# Stated goal:
Please print every record below exactly as it appears.

[BEGIN Records to process]

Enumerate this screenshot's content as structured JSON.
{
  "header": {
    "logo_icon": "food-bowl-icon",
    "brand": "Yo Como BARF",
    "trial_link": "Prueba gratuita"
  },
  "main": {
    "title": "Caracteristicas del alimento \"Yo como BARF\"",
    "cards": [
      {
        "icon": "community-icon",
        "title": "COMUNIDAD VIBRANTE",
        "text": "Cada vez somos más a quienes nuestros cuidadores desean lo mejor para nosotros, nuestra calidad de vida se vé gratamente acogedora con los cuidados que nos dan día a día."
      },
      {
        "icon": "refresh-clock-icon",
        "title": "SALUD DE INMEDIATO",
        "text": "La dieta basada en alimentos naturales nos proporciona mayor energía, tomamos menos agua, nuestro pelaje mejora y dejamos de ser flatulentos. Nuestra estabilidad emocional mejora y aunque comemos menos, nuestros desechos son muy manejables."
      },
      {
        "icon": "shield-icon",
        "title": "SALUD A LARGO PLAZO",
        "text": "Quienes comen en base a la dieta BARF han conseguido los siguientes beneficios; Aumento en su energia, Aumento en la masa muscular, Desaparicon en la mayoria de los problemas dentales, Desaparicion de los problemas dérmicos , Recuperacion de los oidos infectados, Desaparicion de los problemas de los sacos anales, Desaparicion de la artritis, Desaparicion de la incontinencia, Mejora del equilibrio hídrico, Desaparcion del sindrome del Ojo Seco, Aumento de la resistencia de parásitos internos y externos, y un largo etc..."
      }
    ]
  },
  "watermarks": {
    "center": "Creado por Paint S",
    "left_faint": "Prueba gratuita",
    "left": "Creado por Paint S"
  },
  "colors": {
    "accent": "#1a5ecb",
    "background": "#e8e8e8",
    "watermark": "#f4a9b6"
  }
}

[END Records to process]

# Expected answer:
Enumerate this screenshot's content as structured JSON.
{
  "header": {
    "logo_icon": "food-bowl-icon",
    "brand": "Yo Como BARF",
    "trial_link": "Prueba gratuita"
  },
  "main": {
    "title": "Caracteristicas del alimento \"Yo como BARF\"",
    "cards": [
      {
        "icon": "community-icon",
        "title": "COMUNIDAD VIBRANTE",
        "text": "Cada vez somos más a quienes nuestros cuidadores desean lo mejor para nosotros, nuestra calidad de vida se vé gratamente acogedora con los cuidados que nos dan día a día."
      },
      {
        "icon": "refresh-clock-icon",
        "title": "SALUD DE INMEDIATO",
        "text": "La dieta basada en alimentos naturales nos proporciona mayor energía, tomamos menos agua, nuestro pelaje mejora y dejamos de ser flatulentos. Nuestra estabilidad emocional mejora y aunque comemos menos, nuestros desechos son muy manejables."
      },
      {
        "icon": "shield-icon",
        "title": "SALUD A LARGO PLAZO",
        "text": "Quienes comen en base a la dieta BARF han conseguido los siguientes beneficios; Aumento en su energia, Aumento en la masa muscular, Desaparicon en la mayoria de los problemas dentales, Desaparicion de los problemas dérmicos , Recuperacion de los oidos infectados, Desaparicion de los problemas de los sacos anales, Desaparicion de la artritis, Desaparicion de la incontinencia, Mejora del equilibrio hídrico, Desaparcion del sindrome del Ojo Seco, Aumento de la resistencia de parásitos internos y externos, y un largo etc..."
      }
    ]
  },
  "watermarks": {
    "center": "Creado por Paint S",
    "left_faint": "Prueba gratuita",
    "left": "Creado por Paint S"
  },
  "colors": {
    "accent": "#1a5ecb",
    "background": "#e8e8e8",
    "watermark": "#f4a9b6"
  }
}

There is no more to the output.